**TASK STATEMENT**
For the material that follows, list every line containing the word "Comparison".

● ● ● ● ● ● ●

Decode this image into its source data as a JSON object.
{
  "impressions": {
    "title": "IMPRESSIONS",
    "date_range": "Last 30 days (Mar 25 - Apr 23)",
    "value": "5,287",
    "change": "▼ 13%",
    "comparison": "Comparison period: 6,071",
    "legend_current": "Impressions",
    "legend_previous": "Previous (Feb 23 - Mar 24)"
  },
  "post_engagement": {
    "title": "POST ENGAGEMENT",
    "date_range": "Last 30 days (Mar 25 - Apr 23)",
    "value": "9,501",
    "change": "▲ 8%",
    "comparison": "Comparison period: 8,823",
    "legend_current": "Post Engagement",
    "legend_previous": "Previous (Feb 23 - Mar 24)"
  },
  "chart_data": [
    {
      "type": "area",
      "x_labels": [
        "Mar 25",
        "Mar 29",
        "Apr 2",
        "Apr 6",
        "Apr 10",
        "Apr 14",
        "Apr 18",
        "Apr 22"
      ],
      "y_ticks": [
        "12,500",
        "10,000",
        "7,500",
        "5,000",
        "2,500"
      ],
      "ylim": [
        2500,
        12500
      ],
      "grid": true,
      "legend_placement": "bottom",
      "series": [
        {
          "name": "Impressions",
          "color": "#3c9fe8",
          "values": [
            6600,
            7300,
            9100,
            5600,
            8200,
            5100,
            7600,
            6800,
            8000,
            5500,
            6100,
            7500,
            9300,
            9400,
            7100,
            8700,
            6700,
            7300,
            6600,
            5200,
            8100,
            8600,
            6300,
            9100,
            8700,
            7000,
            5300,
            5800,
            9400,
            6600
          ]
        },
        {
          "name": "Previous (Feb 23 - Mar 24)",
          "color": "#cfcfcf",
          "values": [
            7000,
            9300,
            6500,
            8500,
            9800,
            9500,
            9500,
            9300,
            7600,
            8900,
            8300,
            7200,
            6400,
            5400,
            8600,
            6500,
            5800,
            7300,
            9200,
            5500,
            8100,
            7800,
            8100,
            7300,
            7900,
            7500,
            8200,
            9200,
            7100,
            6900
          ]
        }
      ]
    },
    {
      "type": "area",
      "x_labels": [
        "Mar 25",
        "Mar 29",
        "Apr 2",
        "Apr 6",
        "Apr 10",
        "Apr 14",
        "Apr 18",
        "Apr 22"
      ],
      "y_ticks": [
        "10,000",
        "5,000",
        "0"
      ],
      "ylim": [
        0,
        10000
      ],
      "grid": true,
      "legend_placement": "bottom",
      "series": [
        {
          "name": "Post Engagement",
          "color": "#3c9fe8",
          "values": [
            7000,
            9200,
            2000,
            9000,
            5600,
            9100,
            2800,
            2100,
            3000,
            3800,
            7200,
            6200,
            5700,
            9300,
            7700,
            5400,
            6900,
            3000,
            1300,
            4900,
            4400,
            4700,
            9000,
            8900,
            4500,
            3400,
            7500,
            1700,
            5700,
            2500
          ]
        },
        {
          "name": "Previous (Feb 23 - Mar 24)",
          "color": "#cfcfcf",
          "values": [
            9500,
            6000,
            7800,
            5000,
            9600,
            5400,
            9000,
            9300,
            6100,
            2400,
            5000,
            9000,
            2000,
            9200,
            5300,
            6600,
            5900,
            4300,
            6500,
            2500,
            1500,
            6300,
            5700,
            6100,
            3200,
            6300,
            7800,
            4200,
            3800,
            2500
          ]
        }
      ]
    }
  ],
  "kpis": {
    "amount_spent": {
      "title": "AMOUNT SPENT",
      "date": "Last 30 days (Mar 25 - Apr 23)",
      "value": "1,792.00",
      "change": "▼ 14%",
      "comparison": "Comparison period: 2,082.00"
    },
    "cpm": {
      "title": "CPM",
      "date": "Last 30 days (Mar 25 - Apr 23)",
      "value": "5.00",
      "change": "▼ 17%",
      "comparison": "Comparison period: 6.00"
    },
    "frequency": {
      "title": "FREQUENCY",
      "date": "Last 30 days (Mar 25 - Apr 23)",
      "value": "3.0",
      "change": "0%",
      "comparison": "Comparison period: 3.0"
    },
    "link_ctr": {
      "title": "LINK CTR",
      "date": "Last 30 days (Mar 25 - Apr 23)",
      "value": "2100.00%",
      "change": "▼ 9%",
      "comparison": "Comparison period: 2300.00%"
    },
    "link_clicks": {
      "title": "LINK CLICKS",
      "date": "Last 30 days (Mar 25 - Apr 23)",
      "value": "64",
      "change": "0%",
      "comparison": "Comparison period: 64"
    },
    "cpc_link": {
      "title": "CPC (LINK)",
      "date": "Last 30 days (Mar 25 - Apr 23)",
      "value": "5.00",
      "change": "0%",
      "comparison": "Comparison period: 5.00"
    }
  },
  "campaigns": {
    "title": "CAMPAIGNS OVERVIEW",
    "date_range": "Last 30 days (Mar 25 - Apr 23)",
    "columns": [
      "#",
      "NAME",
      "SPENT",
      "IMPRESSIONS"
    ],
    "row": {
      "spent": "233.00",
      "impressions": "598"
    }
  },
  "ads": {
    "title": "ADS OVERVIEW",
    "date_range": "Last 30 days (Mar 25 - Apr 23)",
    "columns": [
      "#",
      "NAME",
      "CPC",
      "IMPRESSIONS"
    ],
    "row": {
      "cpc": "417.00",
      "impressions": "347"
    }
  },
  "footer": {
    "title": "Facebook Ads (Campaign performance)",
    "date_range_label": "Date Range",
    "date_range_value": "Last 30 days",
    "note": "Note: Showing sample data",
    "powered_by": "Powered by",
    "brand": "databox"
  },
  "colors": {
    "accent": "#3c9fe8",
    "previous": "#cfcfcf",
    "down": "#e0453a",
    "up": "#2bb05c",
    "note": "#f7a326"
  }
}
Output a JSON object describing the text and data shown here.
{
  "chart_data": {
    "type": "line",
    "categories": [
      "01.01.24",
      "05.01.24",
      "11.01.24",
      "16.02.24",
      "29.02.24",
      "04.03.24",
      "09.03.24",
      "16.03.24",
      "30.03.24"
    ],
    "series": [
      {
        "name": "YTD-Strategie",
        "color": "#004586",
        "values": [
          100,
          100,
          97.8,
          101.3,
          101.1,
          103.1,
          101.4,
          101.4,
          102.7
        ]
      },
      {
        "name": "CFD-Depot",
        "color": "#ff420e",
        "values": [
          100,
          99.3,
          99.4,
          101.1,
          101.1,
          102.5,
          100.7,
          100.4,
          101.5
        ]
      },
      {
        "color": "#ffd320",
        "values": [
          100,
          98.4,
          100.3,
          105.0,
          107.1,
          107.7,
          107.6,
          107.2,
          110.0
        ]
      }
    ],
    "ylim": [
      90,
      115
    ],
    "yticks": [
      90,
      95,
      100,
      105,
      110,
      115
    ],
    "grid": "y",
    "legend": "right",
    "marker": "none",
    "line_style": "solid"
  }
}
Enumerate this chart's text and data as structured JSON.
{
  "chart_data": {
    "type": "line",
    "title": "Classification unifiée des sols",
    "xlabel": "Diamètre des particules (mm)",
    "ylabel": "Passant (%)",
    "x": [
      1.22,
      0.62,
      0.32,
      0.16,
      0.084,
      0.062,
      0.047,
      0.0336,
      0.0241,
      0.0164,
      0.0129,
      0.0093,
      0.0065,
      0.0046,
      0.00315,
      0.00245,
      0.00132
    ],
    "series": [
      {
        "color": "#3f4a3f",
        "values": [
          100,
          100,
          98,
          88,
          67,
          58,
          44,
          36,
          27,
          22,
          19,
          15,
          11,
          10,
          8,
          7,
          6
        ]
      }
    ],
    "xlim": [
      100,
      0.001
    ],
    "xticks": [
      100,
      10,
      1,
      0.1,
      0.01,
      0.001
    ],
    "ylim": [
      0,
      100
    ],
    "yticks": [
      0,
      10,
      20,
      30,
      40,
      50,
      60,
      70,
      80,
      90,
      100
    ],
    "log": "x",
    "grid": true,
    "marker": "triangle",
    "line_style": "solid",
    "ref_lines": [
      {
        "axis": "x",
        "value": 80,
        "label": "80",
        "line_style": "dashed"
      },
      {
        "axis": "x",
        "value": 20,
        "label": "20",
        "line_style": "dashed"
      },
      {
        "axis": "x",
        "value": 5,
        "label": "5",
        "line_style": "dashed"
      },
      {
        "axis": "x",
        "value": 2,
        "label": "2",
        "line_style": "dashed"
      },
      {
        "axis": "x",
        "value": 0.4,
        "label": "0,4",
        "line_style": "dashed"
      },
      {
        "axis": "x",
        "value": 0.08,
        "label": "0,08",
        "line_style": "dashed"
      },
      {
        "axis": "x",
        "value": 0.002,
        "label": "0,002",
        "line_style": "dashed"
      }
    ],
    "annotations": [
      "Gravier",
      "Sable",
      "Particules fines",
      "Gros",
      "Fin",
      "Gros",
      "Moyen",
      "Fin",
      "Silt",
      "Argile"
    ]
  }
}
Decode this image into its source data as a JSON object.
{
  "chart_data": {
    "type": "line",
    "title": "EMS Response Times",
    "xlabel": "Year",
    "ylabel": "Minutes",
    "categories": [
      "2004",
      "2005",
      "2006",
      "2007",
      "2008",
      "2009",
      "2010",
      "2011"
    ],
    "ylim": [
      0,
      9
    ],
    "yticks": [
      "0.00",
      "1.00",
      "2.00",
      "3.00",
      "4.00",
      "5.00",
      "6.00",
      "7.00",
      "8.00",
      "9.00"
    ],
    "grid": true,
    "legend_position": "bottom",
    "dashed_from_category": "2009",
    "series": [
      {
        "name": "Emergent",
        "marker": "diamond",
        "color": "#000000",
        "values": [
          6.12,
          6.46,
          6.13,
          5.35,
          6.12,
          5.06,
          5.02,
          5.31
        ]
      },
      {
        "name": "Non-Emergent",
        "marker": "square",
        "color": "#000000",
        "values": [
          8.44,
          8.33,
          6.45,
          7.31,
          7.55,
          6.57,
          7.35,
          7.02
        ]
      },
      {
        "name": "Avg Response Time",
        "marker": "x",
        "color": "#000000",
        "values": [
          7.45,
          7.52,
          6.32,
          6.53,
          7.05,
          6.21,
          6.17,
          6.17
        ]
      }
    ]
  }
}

● ● ● ● ● ● ●

**EXERCISE RESPONSE**
    "comparison": "Comparison period: 6,071",
    "comparison": "Comparison period: 8,823",
      "comparison": "Comparison period: 2,082.00"
      "comparison": "Comparison period: 6.00"
      "comparison": "Comparison period: 3.0"
      "comparison": "Comparison period: 2300.00%"
      "comparison": "Comparison period: 64"
      "comparison": "Comparison period: 5.00"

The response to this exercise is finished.